PROBLEM DETAILS
Only lines with the word "value" are needed; collect each of them from the listing below.

EXTRACTED INFORMATION

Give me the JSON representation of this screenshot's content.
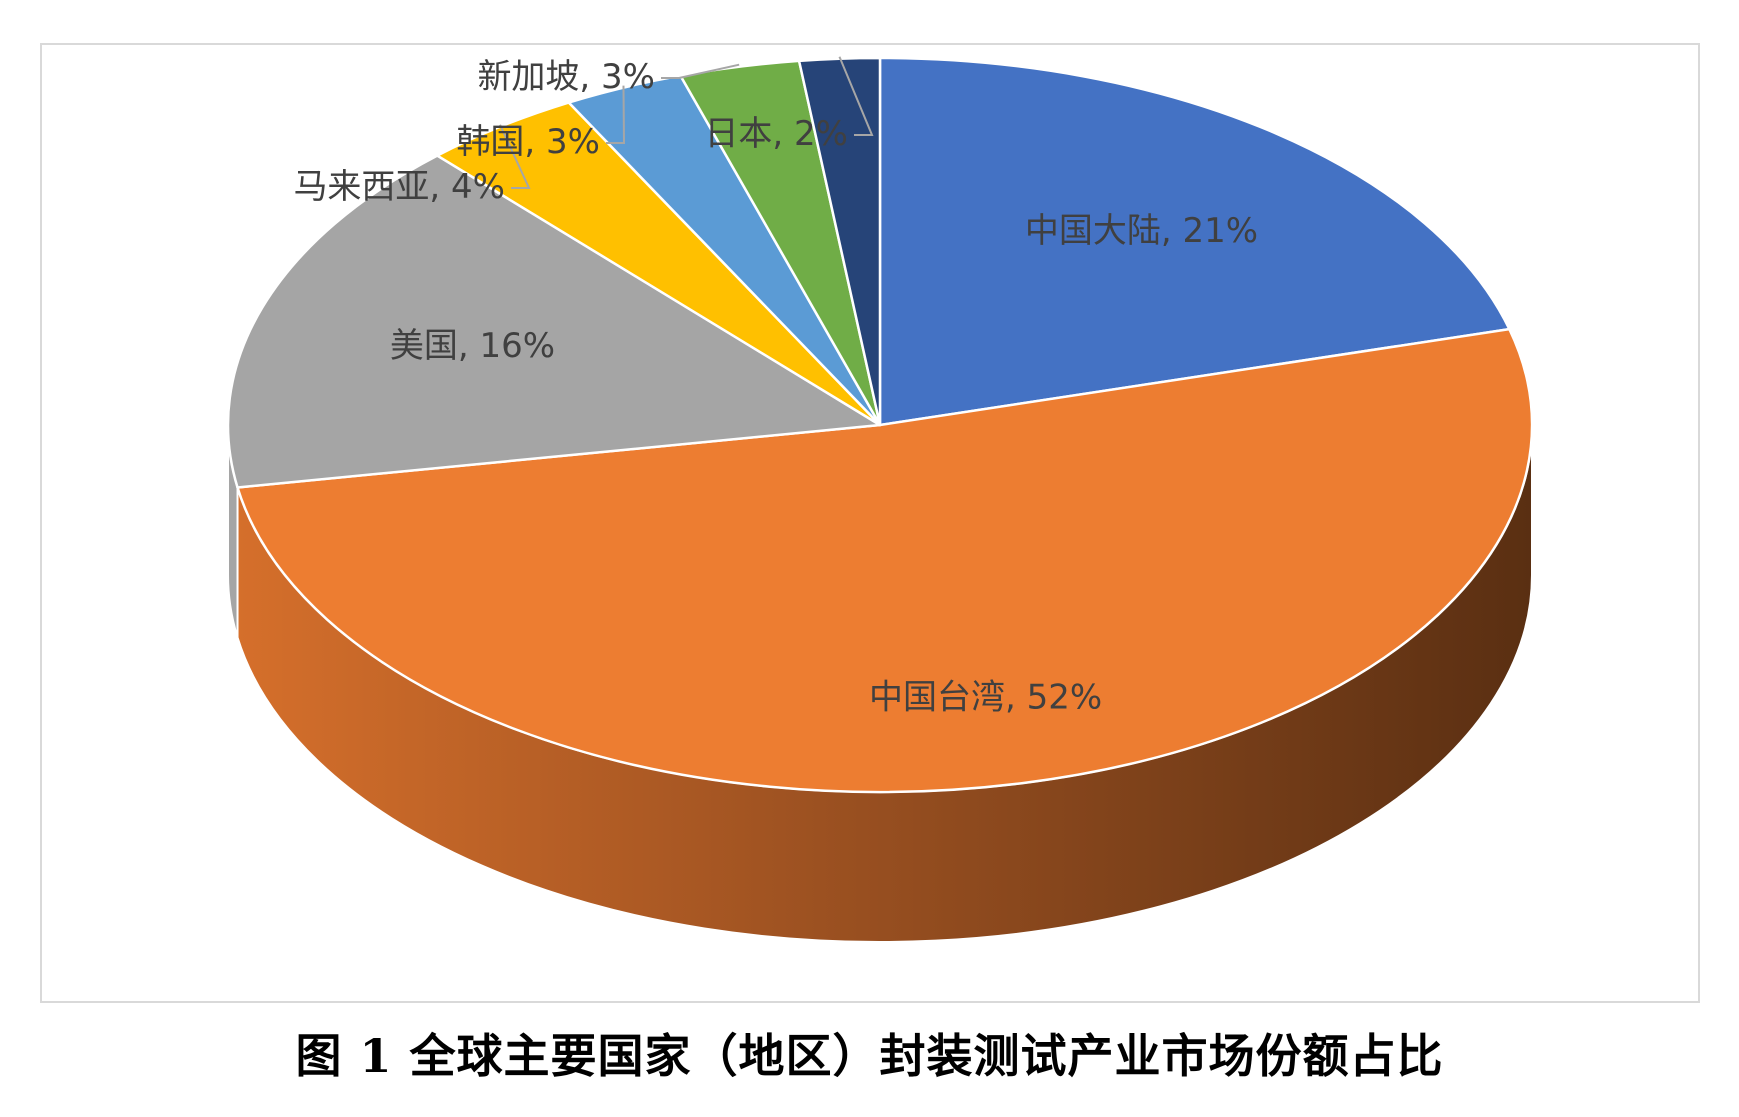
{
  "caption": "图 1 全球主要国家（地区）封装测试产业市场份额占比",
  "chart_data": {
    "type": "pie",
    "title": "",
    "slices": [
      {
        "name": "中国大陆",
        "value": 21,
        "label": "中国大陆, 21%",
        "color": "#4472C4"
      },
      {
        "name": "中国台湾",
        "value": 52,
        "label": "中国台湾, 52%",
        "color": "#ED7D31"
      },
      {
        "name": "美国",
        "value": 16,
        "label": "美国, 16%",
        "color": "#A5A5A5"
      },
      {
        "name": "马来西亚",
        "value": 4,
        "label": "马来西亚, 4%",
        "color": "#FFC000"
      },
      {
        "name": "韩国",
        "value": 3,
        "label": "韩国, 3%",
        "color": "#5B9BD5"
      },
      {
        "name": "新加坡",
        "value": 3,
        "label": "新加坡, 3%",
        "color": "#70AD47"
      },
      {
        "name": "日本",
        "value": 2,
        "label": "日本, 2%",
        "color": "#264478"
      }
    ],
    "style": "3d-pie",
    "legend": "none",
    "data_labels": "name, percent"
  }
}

TASK RESPONSE
        "value": 21,
        "value": 52,
        "value": 16,
        "value": 4,
        "value": 3,
        "value": 3,
        "value": 2,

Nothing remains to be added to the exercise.